Page records with their text
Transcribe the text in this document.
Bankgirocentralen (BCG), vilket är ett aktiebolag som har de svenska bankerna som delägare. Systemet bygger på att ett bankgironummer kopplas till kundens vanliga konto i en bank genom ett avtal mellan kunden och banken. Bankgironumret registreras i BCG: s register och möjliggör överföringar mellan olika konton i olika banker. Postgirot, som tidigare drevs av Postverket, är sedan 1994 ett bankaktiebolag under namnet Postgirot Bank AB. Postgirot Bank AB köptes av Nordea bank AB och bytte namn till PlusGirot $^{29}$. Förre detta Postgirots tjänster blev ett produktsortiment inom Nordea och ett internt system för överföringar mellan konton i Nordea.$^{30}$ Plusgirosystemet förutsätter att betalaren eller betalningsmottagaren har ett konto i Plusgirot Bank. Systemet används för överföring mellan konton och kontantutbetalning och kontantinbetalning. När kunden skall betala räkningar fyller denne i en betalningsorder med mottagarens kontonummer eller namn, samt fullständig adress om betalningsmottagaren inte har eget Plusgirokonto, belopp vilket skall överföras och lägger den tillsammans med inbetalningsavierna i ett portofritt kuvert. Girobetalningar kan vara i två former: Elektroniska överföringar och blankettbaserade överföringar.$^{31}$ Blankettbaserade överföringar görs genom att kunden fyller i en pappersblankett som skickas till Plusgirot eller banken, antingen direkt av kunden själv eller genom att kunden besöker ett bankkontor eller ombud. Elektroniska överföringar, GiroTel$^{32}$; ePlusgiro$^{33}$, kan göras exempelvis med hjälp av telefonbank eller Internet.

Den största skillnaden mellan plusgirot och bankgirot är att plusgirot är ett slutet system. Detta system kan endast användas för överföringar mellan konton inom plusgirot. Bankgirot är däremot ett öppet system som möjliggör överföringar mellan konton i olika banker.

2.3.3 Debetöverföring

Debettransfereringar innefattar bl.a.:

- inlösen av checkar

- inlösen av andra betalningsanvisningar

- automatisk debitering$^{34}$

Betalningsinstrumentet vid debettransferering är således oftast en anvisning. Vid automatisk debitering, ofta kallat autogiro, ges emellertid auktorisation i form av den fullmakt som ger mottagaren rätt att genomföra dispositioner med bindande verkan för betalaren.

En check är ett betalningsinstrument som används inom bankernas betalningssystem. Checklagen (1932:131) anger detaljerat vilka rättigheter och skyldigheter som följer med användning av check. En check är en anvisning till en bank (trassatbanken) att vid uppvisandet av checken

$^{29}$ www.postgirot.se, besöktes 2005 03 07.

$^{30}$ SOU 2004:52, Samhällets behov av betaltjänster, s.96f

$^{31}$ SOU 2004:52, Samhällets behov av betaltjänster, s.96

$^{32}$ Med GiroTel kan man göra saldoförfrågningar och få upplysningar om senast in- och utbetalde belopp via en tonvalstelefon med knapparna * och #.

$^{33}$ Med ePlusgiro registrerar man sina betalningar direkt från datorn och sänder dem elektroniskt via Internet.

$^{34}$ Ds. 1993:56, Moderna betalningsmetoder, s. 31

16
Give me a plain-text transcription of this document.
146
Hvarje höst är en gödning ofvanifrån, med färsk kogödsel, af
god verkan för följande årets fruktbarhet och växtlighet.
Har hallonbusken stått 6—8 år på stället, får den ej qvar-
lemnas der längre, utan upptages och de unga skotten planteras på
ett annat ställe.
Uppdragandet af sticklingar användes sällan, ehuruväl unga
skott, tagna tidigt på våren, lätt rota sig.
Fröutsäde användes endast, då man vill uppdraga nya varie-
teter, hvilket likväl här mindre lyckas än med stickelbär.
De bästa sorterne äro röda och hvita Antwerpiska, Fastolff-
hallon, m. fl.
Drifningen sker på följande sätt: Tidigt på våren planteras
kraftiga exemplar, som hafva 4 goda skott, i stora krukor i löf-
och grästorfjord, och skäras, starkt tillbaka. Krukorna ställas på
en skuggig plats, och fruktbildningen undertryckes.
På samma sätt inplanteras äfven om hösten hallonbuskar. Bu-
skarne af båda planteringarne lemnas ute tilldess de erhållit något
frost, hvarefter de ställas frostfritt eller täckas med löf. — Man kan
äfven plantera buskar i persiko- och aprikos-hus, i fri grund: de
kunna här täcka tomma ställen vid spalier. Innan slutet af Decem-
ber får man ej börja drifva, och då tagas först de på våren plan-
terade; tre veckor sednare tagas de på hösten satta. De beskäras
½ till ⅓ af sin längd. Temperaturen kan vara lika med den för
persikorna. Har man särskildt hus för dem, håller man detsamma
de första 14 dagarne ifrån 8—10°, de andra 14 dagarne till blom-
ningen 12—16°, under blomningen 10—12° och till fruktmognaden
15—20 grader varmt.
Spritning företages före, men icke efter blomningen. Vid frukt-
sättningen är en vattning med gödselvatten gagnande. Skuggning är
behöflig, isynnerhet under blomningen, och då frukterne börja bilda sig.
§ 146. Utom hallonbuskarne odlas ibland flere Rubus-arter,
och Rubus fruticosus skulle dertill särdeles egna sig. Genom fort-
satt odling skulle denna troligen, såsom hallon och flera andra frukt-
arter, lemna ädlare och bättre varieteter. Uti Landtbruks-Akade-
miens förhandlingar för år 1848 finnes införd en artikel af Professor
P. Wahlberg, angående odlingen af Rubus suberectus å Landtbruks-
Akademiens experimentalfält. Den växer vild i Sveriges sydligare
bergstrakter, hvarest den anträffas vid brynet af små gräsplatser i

— Activity —
Find the word "endast" in the entries above and gather every line that holds it.

— Solution for this exercise —
Den största skillnaden mellan plusgirot och bankgirot är att plusgirot är ett slutet system. Detta system kan endast användas för överföringar mellan konton inom plusgirot. Bankgirot är däremot ett öppet system som möjliggör överföringar mellan konton i olika banker.
Fröutsäde användes endast, då man vill uppdraga nya varie-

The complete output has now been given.